Ach, wie ein kommender Leseentzug sich doch plötzlich auswirkt. Schon habe ich das letzte Kapitel zu lesen.
Gleich in der ersten Zeile musste ich an "True Romance" denken. Da erzählt Alabama auch am Schluß. Mir gefällt es.

Das letzte Kapitel ist gelungen. Erst weiß man nicht so recht, was Sache ist, doch dann eröffnest du es in einer super Szene.
Was mir tatsächlich überhaupt nicht klar ist, ist die Sache mit den Namen am Ende. Nun ja, werde ich wohl irgendwas übersehen haben.
Auch fehlt mir ein wenig die Auflösung, was die Maschine letztlich bewirkt hat udn warum. Ich verstehe, dass Jack schon immer etwas in sich trug, aber was hat nun diese Erfindung damit zu tun?

Alles in allem aber eine runde Sache.

Liebe Schreibziehergrüße,
abgemeldet
Von: abgemeldet
2014-03-30T18:30:42+00:00 30.03.2014 20:30
~ Kommentarfieber ~

Es schließt gut an das vorige Kapitel an. Ich muss sagen, dass ich von den Liedtexten immer sehr angetan bin. Es macht die Geschichte einfach ein bisschen kompletter. So erscheint sie einem noch mehr.
Dr. Finkelsteins Reaktion war abzusehen. Sehr witzig, dass die Dorfbewohner vor einer unverschlossenen Tür stehen. XD
Jack stöhnt, wird aber für tot oder leblos gehalten. Das widerspricht sich ein wenig. Ist er schon verloren oder nicht? Was ist da, dass die Bewohner noch die Hoffnung haben, ihn retten zu können?

Liebe Schreibziehergrüße,
abgemeldet
Von: abgemeldet
2014-03-30T18:13:55+00:00 30.03.2014 20:13
~ Kommentarfieber ~

Der Titel klingt so spannend, da kann man doch nicht anders, als sofort weiterlesen.
Mich erinnert die Schar der Bewohner sehr an Die Schöne und das Biest, als Gaston alle anführt, um das Biest im Schloß anzugreifen.

Ein sehr dramatisches Ende in diesem Teil. Mir gefällt, wie du die Königin dargestellt hast. Den ersten Hinweis hatte man ja bereits im letzten Kapitel bekommen.

Liebe Schreibziehergrüße,
abgemeldet
Von: abgemeldet
2014-03-30T17:28:37+00:00 30.03.2014 19:28
~ Kommentarfieber ~

Ein kleiner Motivtionsschub. :)
Um Halloween Town musst du dir übrigens keine Gedanken machen; es wird nach deinem erschütternden Ende in guten… Zipfeln sein!“
Ganz soo, wie Oogie es sehen sollte, wenn er immer noch nach der Herrschaft trachtet. Ich mag es sehr, dass nicht allzu deutlich ist, ob er wirklich hinter Jack steht oder nicht. Dass noch ein wenig Spannung diesbezüglich vorhanden ist.

Zu lösende Aufgaben:
1/ Beantworte anhand der Kommentare die folgenden Fragen:
(a) An welchen Film erinnert die erste Zeile des letzten Kapitels?
(b) An welchen Film erinnert die Schar der Bewohner, und an welche Szene darin?
(c) Vor was für einer Tür stehen die Dorfbewohner?
2/ Übertrage aus den Kommentaren wörtlich den Abschnitt von „Mich erinnert die“ bis einschließlich „diesbezüglich vorhanden ist.“.

Auszug aus Daten:
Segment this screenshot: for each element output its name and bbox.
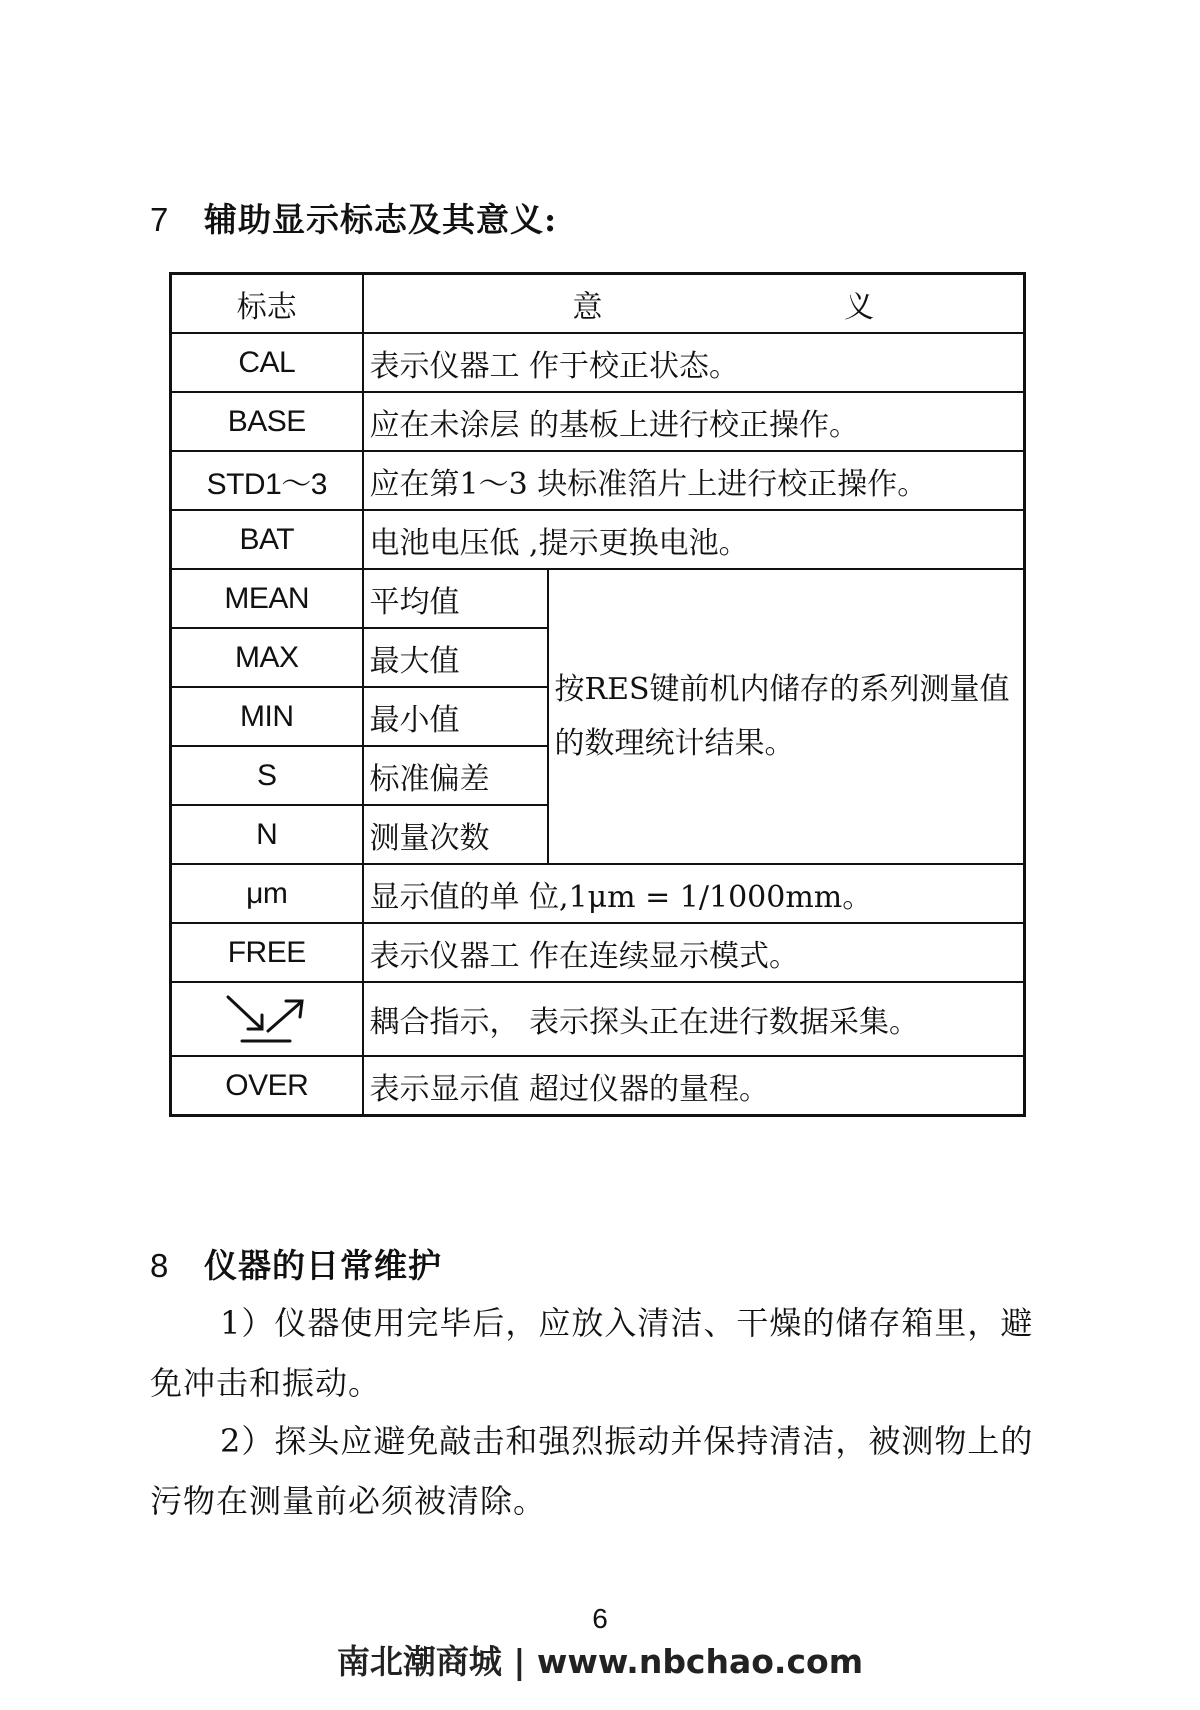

Antworten je Aufgabe:
1/
(a) An „True Romance“.
(b) An „Die Schöne und das Biest“, und zwar an die Szene, in der Gaston alle anführt, um das Biest im Schloss anzugreifen.
(c) Vor einer unverschlossenen Tür.

2/
Mich erinnert die Schar der Bewohner sehr an Die Schöne und das Biest, als Gaston alle anführt, um das Biest im Schloß anzugreifen.

Ein sehr dramatisches Ende in diesem Teil. Mir gefällt, wie du die Königin dargestellt hast. Den ersten Hinweis hatte man ja bereits im letzten Kapitel bekommen.

Liebe Schreibziehergrüße,
abgemeldet
Von: abgemeldet
2014-03-30T17:28:37+00:00 30.03.2014 19:28
~ Kommentarfieber ~

Ein kleiner Motivtionsschub. :)
Um Halloween Town musst du dir übrigens keine Gedanken machen; es wird nach deinem erschütternden Ende in guten… Zipfeln sein!“
Ganz soo, wie Oogie es sehen sollte, wenn er immer noch nach der Herrschaft trachtet. Ich mag es sehr, dass nicht allzu deutlich ist, ob er wirklich hinter Jack steht oder nicht. Dass noch ein wenig Spannung diesbezüglich vorhanden ist.